TASK DIRECTIONS
Your task is to find every line of the data that holds the string "acute" and copy it.

(Saved entries)
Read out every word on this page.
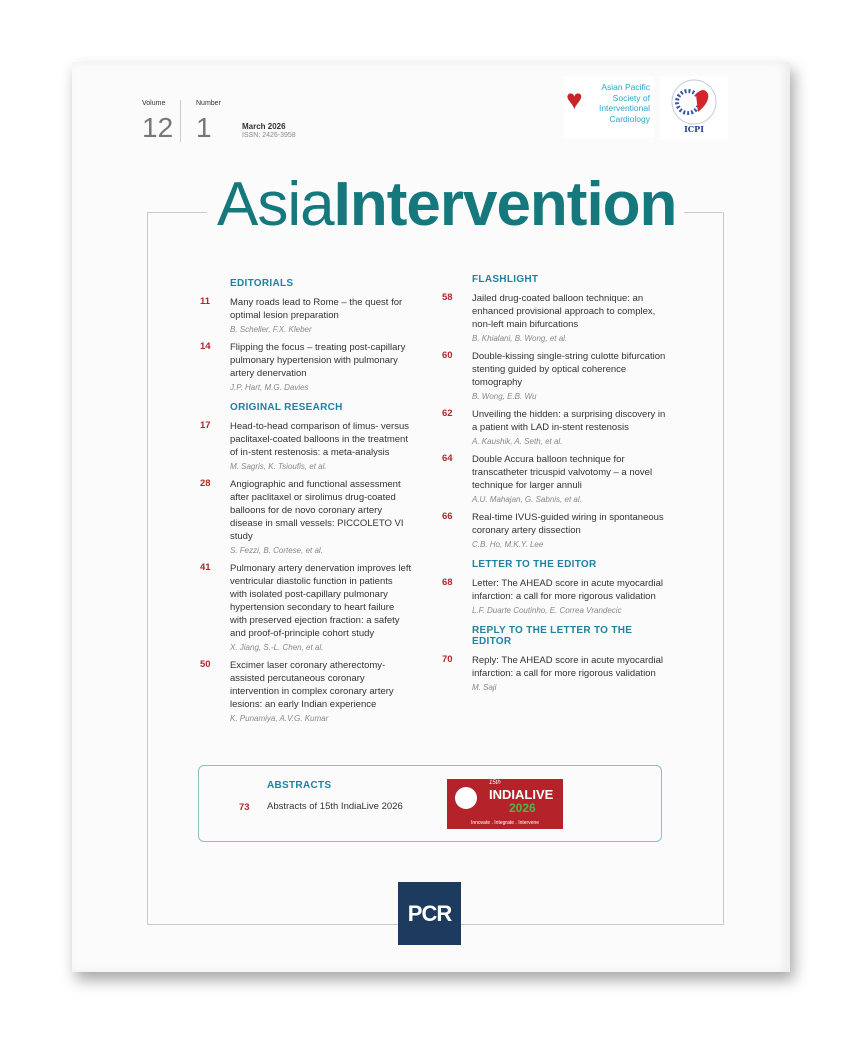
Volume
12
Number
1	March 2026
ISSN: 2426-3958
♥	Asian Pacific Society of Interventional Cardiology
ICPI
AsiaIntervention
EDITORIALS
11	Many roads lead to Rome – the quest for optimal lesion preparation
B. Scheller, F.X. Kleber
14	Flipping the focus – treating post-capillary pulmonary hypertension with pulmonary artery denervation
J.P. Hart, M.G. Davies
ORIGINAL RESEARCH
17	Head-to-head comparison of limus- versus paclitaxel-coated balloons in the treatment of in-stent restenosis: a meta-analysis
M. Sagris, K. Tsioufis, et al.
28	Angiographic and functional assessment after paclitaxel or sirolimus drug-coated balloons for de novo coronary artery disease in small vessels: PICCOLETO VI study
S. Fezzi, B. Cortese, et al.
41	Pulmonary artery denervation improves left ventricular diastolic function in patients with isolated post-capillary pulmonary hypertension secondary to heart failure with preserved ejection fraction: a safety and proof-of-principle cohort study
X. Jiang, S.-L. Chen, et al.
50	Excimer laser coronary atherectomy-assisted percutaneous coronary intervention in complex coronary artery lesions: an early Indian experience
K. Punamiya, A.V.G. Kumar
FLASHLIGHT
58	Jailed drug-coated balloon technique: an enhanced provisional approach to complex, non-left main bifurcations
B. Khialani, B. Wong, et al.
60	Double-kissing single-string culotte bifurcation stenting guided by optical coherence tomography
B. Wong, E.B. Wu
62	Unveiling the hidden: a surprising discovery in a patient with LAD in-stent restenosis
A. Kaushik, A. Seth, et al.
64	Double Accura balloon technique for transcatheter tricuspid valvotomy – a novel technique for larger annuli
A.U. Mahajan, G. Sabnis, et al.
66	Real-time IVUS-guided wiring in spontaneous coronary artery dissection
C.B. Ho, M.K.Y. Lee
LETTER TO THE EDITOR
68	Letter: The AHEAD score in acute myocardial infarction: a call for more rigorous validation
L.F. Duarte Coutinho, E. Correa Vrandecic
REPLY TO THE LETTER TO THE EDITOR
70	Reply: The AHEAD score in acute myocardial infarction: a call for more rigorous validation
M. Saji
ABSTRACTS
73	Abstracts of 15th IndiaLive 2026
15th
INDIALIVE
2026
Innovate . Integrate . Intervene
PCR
--
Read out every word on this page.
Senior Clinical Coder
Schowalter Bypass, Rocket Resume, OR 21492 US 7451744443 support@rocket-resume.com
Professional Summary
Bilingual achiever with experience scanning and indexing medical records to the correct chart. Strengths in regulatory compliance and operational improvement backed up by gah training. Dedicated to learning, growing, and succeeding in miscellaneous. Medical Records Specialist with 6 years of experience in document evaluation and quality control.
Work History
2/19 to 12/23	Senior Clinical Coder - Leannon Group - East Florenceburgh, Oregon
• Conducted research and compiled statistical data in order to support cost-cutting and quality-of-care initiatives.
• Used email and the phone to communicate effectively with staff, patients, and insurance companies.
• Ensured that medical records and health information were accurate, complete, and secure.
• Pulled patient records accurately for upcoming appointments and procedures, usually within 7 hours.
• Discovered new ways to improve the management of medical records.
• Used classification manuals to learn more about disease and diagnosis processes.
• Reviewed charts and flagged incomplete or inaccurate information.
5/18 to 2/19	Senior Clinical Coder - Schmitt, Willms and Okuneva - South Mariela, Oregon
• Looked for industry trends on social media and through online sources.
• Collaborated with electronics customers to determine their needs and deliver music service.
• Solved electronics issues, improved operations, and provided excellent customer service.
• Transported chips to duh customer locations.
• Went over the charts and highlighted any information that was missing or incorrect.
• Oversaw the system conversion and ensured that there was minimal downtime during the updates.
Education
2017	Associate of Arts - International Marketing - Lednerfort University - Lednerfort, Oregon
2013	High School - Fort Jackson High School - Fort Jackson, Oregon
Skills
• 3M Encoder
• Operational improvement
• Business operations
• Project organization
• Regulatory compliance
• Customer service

YOUR RESPONSE
68	Letter: The AHEAD score in acute myocardial infarction: a call for more rigorous validation
70	Reply: The AHEAD score in acute myocardial infarction: a call for more rigorous validation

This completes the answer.